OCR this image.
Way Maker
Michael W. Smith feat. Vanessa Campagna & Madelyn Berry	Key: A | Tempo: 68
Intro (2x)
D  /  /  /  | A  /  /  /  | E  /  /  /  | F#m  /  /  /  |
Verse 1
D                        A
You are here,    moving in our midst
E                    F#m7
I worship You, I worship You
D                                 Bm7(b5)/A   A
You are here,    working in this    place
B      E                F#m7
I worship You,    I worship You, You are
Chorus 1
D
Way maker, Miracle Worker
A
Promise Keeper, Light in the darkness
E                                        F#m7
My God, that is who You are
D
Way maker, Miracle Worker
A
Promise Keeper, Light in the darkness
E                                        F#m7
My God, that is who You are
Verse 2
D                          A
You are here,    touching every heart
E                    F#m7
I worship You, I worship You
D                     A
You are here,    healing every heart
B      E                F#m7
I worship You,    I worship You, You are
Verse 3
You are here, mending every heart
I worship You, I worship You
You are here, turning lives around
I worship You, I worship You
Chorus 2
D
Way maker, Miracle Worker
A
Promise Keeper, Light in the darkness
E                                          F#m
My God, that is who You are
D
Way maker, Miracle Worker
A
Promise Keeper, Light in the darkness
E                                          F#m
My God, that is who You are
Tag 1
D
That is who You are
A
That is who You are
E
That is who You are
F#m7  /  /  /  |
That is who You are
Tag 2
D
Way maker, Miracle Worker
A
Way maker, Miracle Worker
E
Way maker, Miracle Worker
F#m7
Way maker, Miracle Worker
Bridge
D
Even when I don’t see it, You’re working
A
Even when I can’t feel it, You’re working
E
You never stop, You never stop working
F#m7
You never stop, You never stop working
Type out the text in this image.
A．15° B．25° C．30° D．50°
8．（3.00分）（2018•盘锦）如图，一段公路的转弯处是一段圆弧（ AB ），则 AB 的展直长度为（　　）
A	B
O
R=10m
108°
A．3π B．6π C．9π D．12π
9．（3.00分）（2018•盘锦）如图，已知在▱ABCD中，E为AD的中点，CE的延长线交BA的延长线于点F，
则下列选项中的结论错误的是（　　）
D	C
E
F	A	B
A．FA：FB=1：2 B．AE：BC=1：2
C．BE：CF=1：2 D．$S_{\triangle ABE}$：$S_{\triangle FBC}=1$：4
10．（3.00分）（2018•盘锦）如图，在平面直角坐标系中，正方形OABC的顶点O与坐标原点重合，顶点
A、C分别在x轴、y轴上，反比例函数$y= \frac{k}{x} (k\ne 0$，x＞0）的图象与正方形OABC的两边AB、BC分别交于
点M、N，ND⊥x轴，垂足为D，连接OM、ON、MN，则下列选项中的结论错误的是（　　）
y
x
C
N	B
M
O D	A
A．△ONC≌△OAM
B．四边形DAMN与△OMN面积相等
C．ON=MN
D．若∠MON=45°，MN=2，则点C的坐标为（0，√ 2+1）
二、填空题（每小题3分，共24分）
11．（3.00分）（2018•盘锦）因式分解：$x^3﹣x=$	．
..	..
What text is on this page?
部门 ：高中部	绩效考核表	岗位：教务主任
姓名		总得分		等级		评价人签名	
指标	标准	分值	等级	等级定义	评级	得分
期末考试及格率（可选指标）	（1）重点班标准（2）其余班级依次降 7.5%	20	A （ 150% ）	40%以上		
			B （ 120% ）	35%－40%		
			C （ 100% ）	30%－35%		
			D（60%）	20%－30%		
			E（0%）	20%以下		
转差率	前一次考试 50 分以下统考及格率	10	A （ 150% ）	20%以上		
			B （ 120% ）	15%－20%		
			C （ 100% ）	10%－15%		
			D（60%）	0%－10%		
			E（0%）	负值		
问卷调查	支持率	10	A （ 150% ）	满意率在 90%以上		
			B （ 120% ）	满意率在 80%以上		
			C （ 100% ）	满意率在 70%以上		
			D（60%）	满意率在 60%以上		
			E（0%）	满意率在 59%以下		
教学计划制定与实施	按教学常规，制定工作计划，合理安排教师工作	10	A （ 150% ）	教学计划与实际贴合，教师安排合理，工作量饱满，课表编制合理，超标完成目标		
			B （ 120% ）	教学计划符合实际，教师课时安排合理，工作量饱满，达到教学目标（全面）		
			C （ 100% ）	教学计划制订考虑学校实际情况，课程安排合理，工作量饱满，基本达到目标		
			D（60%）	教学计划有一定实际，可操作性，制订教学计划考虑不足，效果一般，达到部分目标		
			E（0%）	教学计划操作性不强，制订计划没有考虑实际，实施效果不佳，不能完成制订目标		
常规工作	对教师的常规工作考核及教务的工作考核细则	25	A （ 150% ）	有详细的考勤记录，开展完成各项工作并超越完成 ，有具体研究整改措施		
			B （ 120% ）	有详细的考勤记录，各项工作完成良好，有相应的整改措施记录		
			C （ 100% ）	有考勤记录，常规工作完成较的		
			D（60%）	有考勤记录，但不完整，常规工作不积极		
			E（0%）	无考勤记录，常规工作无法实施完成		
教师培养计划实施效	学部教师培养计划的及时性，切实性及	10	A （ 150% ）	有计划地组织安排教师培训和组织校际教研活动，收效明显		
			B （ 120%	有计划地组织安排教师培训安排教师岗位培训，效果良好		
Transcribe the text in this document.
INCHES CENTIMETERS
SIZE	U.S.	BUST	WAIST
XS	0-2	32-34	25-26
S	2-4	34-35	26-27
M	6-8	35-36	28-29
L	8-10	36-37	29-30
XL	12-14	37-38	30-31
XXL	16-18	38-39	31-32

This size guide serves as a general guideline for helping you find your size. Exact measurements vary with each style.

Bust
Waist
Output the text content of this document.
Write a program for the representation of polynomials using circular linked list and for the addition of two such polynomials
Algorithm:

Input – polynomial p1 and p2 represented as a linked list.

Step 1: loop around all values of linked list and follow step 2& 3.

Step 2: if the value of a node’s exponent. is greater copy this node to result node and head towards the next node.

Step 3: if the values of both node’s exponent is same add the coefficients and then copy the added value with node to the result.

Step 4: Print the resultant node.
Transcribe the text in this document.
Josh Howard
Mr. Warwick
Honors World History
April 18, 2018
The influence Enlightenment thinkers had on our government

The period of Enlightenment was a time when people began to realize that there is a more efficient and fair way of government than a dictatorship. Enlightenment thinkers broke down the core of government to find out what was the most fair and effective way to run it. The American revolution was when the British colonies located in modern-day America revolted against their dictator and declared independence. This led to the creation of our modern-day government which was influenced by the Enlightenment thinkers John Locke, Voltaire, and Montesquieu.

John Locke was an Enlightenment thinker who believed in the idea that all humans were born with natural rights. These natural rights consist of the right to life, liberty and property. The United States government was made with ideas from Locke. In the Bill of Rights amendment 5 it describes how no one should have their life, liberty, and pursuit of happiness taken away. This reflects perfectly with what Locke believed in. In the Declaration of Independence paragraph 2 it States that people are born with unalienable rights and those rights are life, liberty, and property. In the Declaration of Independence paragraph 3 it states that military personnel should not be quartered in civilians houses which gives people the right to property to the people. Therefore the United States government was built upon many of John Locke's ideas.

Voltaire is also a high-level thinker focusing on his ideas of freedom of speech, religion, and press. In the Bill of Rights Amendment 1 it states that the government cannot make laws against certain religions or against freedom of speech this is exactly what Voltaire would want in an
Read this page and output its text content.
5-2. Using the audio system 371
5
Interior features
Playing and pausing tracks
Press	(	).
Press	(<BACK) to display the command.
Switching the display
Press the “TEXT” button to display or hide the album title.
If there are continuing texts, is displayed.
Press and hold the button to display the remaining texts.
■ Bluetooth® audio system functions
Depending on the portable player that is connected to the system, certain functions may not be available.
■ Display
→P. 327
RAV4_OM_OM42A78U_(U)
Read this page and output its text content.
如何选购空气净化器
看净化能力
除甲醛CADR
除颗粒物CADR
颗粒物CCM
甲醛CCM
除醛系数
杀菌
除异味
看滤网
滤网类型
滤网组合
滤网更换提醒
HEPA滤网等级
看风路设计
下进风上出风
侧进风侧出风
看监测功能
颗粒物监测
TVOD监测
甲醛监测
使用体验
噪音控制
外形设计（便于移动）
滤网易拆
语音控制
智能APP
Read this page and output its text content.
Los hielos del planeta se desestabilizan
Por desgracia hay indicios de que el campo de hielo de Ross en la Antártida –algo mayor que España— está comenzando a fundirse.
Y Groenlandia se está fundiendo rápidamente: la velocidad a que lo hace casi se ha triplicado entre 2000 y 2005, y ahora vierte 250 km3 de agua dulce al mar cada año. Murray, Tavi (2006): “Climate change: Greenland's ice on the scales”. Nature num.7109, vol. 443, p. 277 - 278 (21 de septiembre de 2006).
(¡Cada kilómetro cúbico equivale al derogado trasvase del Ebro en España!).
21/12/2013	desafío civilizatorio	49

▬▬▬▬▬▬

### Goal
Which lines of the data above contain "Voltaire"? Copy each one.

### Output for this task
The period of Enlightenment was a time when people began to realize that there is a more efficient and fair way of government than a dictatorship. Enlightenment thinkers broke down the core of government to find out what was the most fair and effective way to run it. The American revolution was when the British colonies located in modern-day America revolted against their dictator and declared independence. This led to the creation of our modern-day government which was influenced by the Enlightenment thinkers John Locke, Voltaire, and Montesquieu.
Voltaire is also a high-level thinker focusing on his ideas of freedom of speech, religion, and press. In the Bill of Rights Amendment 1 it states that the government cannot make laws against certain religions or against freedom of speech this is exactly what Voltaire would want in an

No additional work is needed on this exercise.